EXERCISE PROMPT » Would you repeat the listing below verbatim and drop the images?

[Start of Attachment]

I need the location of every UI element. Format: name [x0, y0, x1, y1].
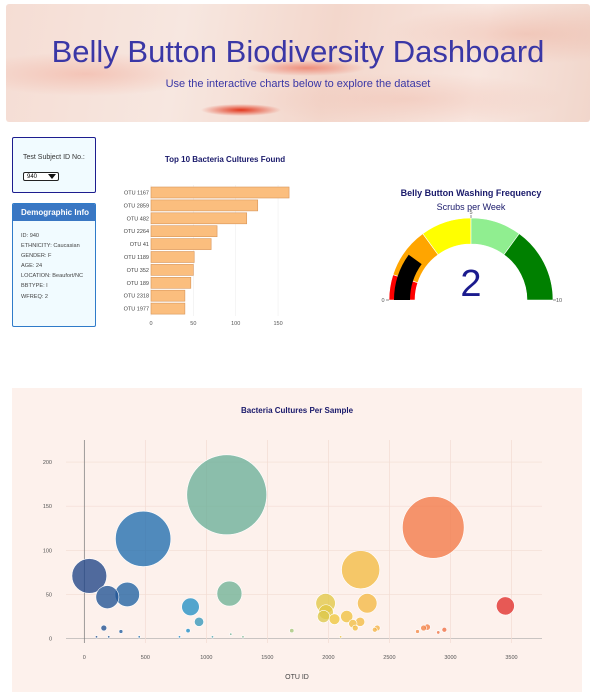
bubble-chart[interactable]: Bacteria Cultures Per Sample OTU ID 0 50 1… [12, 388, 582, 692]
bar [150, 212, 248, 225]
bar-category-label: OTU 41 [130, 242, 149, 248]
bubble [415, 629, 420, 634]
bubble [95, 585, 120, 609]
bubble [115, 510, 172, 567]
demo-row-bbtype: BBTYPE: I [21, 283, 48, 290]
bubble-x-tick-label: 2500 [383, 655, 395, 661]
bubble-y-tick-label: 0 [49, 637, 52, 643]
bar [150, 264, 194, 276]
bar [150, 225, 218, 237]
bubble [420, 624, 427, 632]
demographic-info-panel: Demographic Info ID: 940 ETHNICITY: Cauc… [12, 203, 96, 327]
bubble [216, 580, 243, 607]
bubble [100, 624, 108, 632]
bubble [194, 616, 204, 627]
bubble [317, 610, 330, 623]
bubble [181, 597, 200, 616]
gauge-tick-label: 5 [469, 210, 472, 216]
bubble [137, 635, 141, 639]
bubble-x-axis-label: OTU ID [285, 674, 309, 681]
bar-category-label: OTU 2318 [124, 294, 149, 300]
bubble-x-tick-label: 500 [141, 655, 150, 661]
bubble [436, 630, 441, 635]
bubble [95, 635, 99, 639]
bar-category-label: OTU 482 [127, 216, 149, 222]
bubble [339, 635, 343, 639]
bar-category-label: OTU 1977 [124, 307, 149, 313]
bubble [357, 593, 378, 614]
demo-row-wfreq: WFREQ: 2 [21, 293, 49, 300]
demo-row-location: LOCATION: Beaufort/NC [21, 273, 84, 280]
bar-category-label: OTU 352 [127, 268, 149, 274]
bar-category-label: OTU 2264 [124, 229, 149, 235]
page-title: Belly Button Biodiversity Dashboard [51, 34, 545, 69]
demo-row-ethnicity: ETHNICITY: Caucasian [21, 243, 80, 250]
bubble [210, 635, 214, 639]
bubble [178, 635, 182, 639]
header-banner: Belly Button Biodiversity Dashboard Use … [6, 4, 590, 122]
bar-category-label: OTU 1167 [124, 191, 149, 197]
bubble [241, 635, 245, 639]
page-subtitle: Use the interactive charts below to expl… [165, 78, 431, 90]
bar [150, 238, 212, 250]
bar-category-label: OTU 1189 [124, 255, 149, 261]
bubble [118, 629, 124, 634]
bar-x-tick-label: 150 [273, 321, 282, 327]
bubble-chart-panel: Bacteria Cultures Per Sample OTU ID 0 50 1… [12, 388, 582, 692]
bar [150, 251, 195, 263]
subject-id-dropdown[interactable]: 940 [23, 172, 59, 181]
bar-category-label: OTU 189 [127, 281, 149, 287]
bubble [229, 632, 233, 636]
subject-selector-label: Test Subject ID No.: [23, 154, 85, 161]
demographic-rows: ID: 940 ETHNICITY: Caucasian GENDER: F A… [13, 221, 95, 300]
bubble-x-tick-label: 3500 [505, 655, 517, 661]
bubble-y-tick-label: 50 [46, 592, 52, 598]
bubble-y-tick-label: 200 [43, 460, 52, 466]
bar-x-tick-label: 50 [190, 321, 196, 327]
bubble [352, 624, 359, 632]
bubble-x-tick-label: 2000 [322, 655, 334, 661]
bar [150, 199, 259, 212]
bar-chart-title: Top 10 Bacteria Cultures Found [165, 155, 285, 164]
bubble [402, 496, 465, 559]
bar [150, 302, 186, 315]
bubble [341, 550, 381, 590]
bubble-chart-title: Bacteria Cultures Per Sample [241, 406, 354, 415]
bar [150, 277, 192, 289]
demo-row-age: AGE: 24 [21, 263, 43, 270]
wash-frequency-gauge[interactable]: Belly Button Washing Frequency Scrubs pe… [370, 180, 570, 310]
demographic-info-title: Demographic Info [13, 204, 95, 221]
bar-x-tick-label: 0 [149, 321, 152, 327]
bubble-y-tick-label: 150 [43, 504, 52, 510]
gauge-tick-label: 0 [381, 298, 384, 304]
bubble-y-tick-label: 100 [43, 548, 52, 554]
bubble-x-tick-label: 3000 [444, 655, 456, 661]
subject-id-value: 940 [27, 174, 38, 180]
bar-x-tick-label: 100 [231, 321, 240, 327]
bubble [185, 628, 191, 634]
bar [150, 289, 186, 302]
bubble-x-tick-label: 1000 [200, 655, 212, 661]
bubble [107, 635, 111, 639]
bubble-x-tick-label: 0 [83, 655, 86, 661]
demo-row-id: ID: 940 [21, 233, 40, 239]
bar-category-label: OTU 2859 [124, 203, 149, 209]
top10-bar-chart[interactable]: Top 10 Bacteria Cultures Found 0 50 100 150… [100, 140, 310, 340]
bar [150, 186, 290, 199]
chevron-down-icon [48, 174, 56, 179]
bubble [328, 613, 341, 625]
demo-row-gender: GENDER: F [21, 253, 52, 260]
gauge-tick-label: 10 [556, 298, 562, 304]
bubble [496, 596, 515, 616]
bubble-x-tick-label: 1500 [261, 655, 273, 661]
bubble [186, 454, 267, 535]
bubble [289, 628, 295, 634]
gauge-value: 2 [460, 263, 481, 305]
bubble [441, 627, 448, 633]
gauge-title: Belly Button Washing Frequency [401, 188, 542, 198]
subject-selector-card: Test Subject ID No.: 940 [12, 137, 96, 193]
bubble [372, 627, 378, 633]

[End of Attachment]

OUTPUT »
I need the location of every UI element. Format: name [x0, y0, x1, y1].
bubble-chart[interactable]: Bacteria Cultures Per Sample OTU ID 0 50 1… [12, 388, 582, 692]
bar [150, 212, 248, 225]
bar-category-label: OTU 41 [130, 242, 149, 248]
bubble [415, 629, 420, 634]
bubble [95, 585, 120, 609]
bubble [115, 510, 172, 567]
demo-row-bbtype: BBTYPE: I [21, 283, 48, 290]
bubble-x-tick-label: 2500 [383, 655, 395, 661]
bubble-y-tick-label: 0 [49, 637, 52, 643]
bar [150, 264, 194, 276]
bar [150, 225, 218, 237]
bubble [420, 624, 427, 632]
demographic-info-panel: Demographic Info ID: 940 ETHNICITY: Cauc… [12, 203, 96, 327]
bubble [216, 580, 243, 607]
bubble [100, 624, 108, 632]
bubble [194, 616, 204, 627]
bubble [317, 610, 330, 623]
bubble [181, 597, 200, 616]
gauge-tick-label: 5 [469, 210, 472, 216]
bubble [137, 635, 141, 639]
bubble-x-axis-label: OTU ID [285, 674, 309, 681]
bar-category-label: OTU 2318 [124, 294, 149, 300]
bubble-x-tick-label: 500 [141, 655, 150, 661]
bubble [436, 630, 441, 635]
bubble [95, 635, 99, 639]
bar-category-label: OTU 482 [127, 216, 149, 222]
bubble [339, 635, 343, 639]
bar-category-label: OTU 1977 [124, 307, 149, 313]
bubble [357, 593, 378, 614]
demo-row-wfreq: WFREQ: 2 [21, 293, 49, 300]
demo-row-location: LOCATION: Beaufort/NC [21, 273, 84, 280]
bar-category-label: OTU 352 [127, 268, 149, 274]
bar-category-label: OTU 2264 [124, 229, 149, 235]
page-title: Belly Button Biodiversity Dashboard [51, 34, 545, 69]
demo-row-ethnicity: ETHNICITY: Caucasian [21, 243, 80, 250]
bubble [210, 635, 214, 639]
bubble [178, 635, 182, 639]
header-banner: Belly Button Biodiversity Dashboard Use … [6, 4, 590, 122]
bar-category-label: OTU 1167 [124, 191, 149, 197]
bubble [241, 635, 245, 639]
page-subtitle: Use the interactive charts below to expl… [165, 78, 431, 90]
bar [150, 238, 212, 250]
bar-category-label: OTU 1189 [124, 255, 149, 261]
bubble [118, 629, 124, 634]
bar-x-tick-label: 150 [273, 321, 282, 327]
bubble-chart-panel: Bacteria Cultures Per Sample OTU ID 0 50 1… [12, 388, 582, 692]
bar [150, 251, 195, 263]
subject-id-dropdown[interactable]: 940 [23, 172, 59, 181]
bar-category-label: OTU 189 [127, 281, 149, 287]
bubble [229, 632, 233, 636]
subject-selector-label: Test Subject ID No.: [23, 154, 85, 161]
demographic-rows: ID: 940 ETHNICITY: Caucasian GENDER: F A… [13, 221, 95, 300]
bubble-x-tick-label: 3500 [505, 655, 517, 661]
bubble-y-tick-label: 50 [46, 592, 52, 598]
bubble-y-tick-label: 200 [43, 460, 52, 466]
bar-x-tick-label: 50 [190, 321, 196, 327]
bubble [352, 624, 359, 632]
bubble-x-tick-label: 2000 [322, 655, 334, 661]
bar [150, 199, 259, 212]
bar-chart-title: Top 10 Bacteria Cultures Found [165, 155, 285, 164]
bubble [402, 496, 465, 559]
bar [150, 302, 186, 315]
bubble [341, 550, 381, 590]
bubble-chart-title: Bacteria Cultures Per Sample [241, 406, 354, 415]
bar [150, 277, 192, 289]
demo-row-age: AGE: 24 [21, 263, 43, 270]
wash-frequency-gauge[interactable]: Belly Button Washing Frequency Scrubs pe… [370, 180, 570, 310]
demographic-info-title: Demographic Info [13, 204, 95, 221]
bar-x-tick-label: 0 [149, 321, 152, 327]
bubble-y-tick-label: 150 [43, 504, 52, 510]
gauge-tick-label: 0 [381, 298, 384, 304]
bubble-y-tick-label: 100 [43, 548, 52, 554]
bubble-x-tick-label: 3000 [444, 655, 456, 661]
subject-id-value: 940 [27, 174, 38, 180]
bar-x-tick-label: 100 [231, 321, 240, 327]
bubble [185, 628, 191, 634]
bar [150, 289, 186, 302]
bubble-x-tick-label: 1000 [200, 655, 212, 661]
bubble [107, 635, 111, 639]
bubble-x-tick-label: 0 [83, 655, 86, 661]
demo-row-id: ID: 940 [21, 233, 40, 239]
bar-category-label: OTU 2859 [124, 203, 149, 209]
top10-bar-chart[interactable]: Top 10 Bacteria Cultures Found 0 50 100 150… [100, 140, 310, 340]
bar [150, 186, 290, 199]
chevron-down-icon [48, 174, 56, 179]
bubble [328, 613, 341, 625]
demo-row-gender: GENDER: F [21, 253, 52, 260]
gauge-tick-label: 10 [556, 298, 562, 304]
bubble [496, 596, 515, 616]
bubble-x-tick-label: 1500 [261, 655, 273, 661]
bubble [186, 454, 267, 535]
bubble [289, 628, 295, 634]
gauge-value: 2 [460, 263, 481, 305]
bubble [441, 627, 448, 633]
gauge-title: Belly Button Washing Frequency [401, 188, 542, 198]
subject-selector-card: Test Subject ID No.: 940 [12, 137, 96, 193]
bubble [372, 627, 378, 633]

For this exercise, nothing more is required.